▸ **Stated problem**
All lines in which the word "以油脂中含量计" occurs are to be extracted.

▸ **The input**
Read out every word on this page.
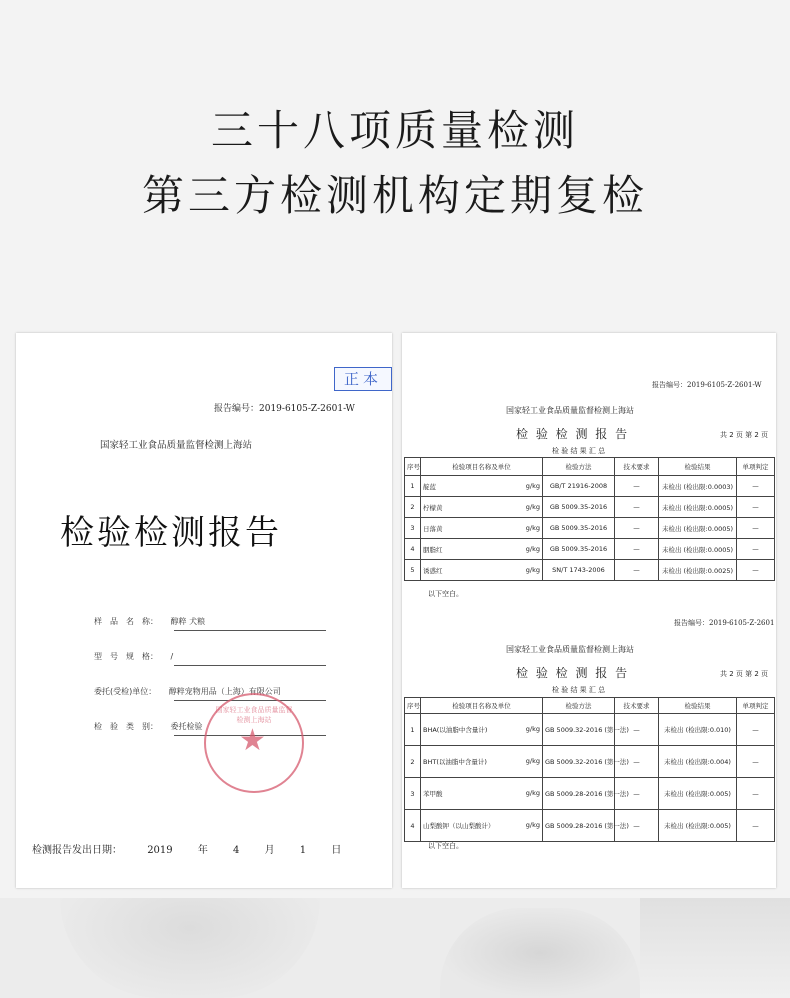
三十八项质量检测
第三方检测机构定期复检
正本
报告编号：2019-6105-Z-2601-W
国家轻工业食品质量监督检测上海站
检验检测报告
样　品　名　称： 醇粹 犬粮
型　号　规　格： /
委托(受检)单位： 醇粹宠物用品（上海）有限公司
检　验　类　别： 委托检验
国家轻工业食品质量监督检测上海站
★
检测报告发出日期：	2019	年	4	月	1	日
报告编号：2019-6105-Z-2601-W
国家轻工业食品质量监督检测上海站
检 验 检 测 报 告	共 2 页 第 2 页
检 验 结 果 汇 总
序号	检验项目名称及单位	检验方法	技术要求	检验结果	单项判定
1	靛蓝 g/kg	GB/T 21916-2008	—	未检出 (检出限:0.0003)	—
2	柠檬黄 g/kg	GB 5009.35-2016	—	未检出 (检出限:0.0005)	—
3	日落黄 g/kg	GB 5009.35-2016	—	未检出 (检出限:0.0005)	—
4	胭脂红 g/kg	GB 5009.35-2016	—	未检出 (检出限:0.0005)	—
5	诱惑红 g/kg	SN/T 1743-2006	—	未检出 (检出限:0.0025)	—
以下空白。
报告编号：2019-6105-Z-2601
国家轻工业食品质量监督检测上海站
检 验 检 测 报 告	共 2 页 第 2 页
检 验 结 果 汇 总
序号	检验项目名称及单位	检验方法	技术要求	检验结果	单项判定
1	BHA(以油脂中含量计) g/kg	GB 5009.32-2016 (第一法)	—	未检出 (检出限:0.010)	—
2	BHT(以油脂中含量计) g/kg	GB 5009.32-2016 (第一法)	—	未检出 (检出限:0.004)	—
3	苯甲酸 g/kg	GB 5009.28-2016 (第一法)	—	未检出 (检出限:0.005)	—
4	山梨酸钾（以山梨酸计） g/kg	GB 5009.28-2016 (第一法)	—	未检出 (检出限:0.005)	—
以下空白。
---
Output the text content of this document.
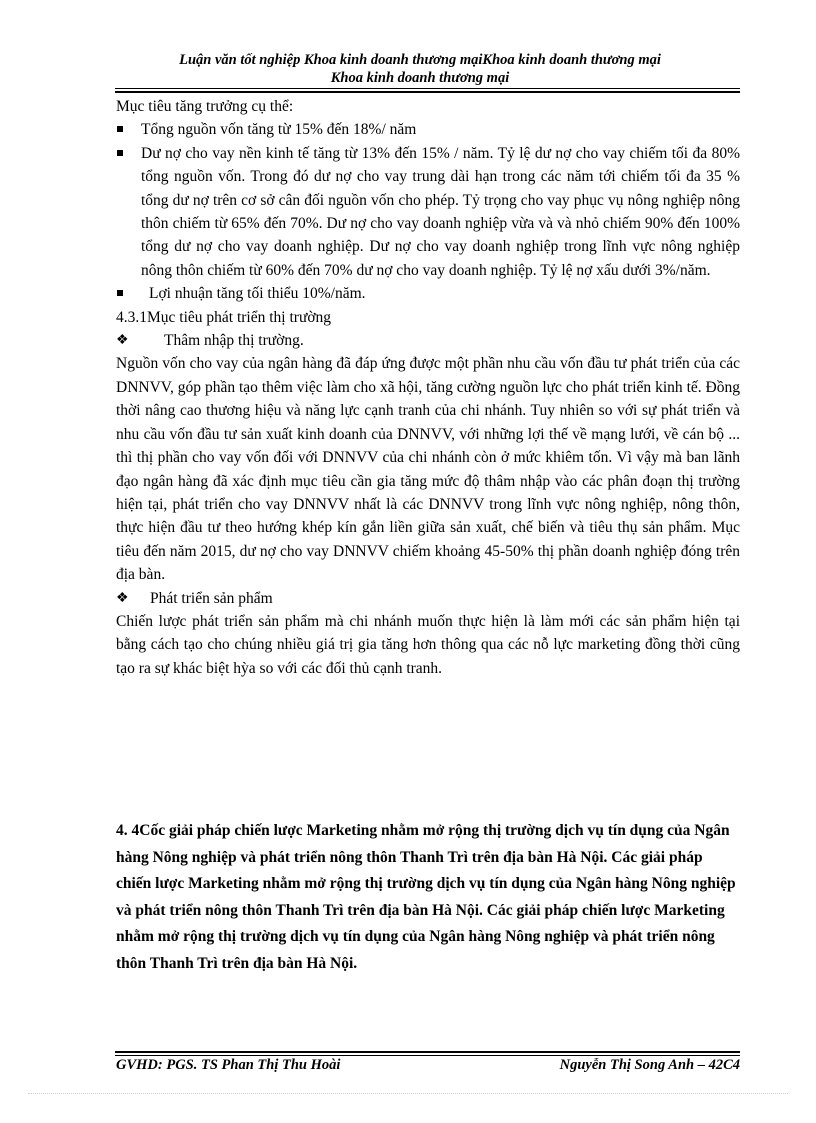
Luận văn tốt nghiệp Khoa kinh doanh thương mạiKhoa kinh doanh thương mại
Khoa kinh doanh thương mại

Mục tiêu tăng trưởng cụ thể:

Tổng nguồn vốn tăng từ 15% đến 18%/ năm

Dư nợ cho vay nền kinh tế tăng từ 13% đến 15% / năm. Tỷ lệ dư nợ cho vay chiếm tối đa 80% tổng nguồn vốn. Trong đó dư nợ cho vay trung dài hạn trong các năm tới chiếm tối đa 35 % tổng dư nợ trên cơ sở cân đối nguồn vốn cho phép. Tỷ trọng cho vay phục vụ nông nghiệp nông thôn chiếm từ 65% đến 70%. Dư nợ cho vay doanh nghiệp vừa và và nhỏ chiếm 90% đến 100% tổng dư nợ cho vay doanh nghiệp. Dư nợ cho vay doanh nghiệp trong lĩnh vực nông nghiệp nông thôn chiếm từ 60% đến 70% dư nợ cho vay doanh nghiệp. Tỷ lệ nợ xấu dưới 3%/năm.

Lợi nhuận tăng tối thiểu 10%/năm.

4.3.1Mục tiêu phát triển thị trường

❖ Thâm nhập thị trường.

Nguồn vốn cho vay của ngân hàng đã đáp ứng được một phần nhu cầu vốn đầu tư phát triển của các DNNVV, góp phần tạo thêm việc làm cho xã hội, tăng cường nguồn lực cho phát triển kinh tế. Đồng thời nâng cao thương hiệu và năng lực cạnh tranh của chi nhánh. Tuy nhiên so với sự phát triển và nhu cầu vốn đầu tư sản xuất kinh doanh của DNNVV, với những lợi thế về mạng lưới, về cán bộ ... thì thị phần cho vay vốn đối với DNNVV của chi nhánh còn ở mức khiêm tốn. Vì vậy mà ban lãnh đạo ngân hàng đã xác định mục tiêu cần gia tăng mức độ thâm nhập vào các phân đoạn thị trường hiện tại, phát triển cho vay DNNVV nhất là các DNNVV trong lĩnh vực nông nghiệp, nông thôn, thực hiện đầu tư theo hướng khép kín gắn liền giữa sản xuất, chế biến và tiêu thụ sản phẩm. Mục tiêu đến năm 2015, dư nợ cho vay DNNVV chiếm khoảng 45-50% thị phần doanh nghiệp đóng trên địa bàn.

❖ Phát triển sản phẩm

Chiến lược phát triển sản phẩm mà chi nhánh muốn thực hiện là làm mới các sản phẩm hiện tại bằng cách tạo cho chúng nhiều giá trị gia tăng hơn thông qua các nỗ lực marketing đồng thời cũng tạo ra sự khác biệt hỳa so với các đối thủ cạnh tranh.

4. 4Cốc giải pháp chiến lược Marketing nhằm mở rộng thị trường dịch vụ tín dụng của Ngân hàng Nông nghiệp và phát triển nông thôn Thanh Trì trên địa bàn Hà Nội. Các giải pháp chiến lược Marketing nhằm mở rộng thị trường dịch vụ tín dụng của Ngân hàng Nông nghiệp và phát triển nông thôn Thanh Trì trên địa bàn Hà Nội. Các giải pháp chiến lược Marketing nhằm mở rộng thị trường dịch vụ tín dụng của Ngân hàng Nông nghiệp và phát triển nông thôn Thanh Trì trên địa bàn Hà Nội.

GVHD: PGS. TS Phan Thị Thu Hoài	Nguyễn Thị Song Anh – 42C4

▸ **Exercise answer**
1	BHA(以油脂中含量计) g/kg	GB 5009.32-2016 (第一法)	—	未检出 (检出限:0.010)	—
2	BHT(以油脂中含量计) g/kg	GB 5009.32-2016 (第一法)	—	未检出 (检出限:0.004)	—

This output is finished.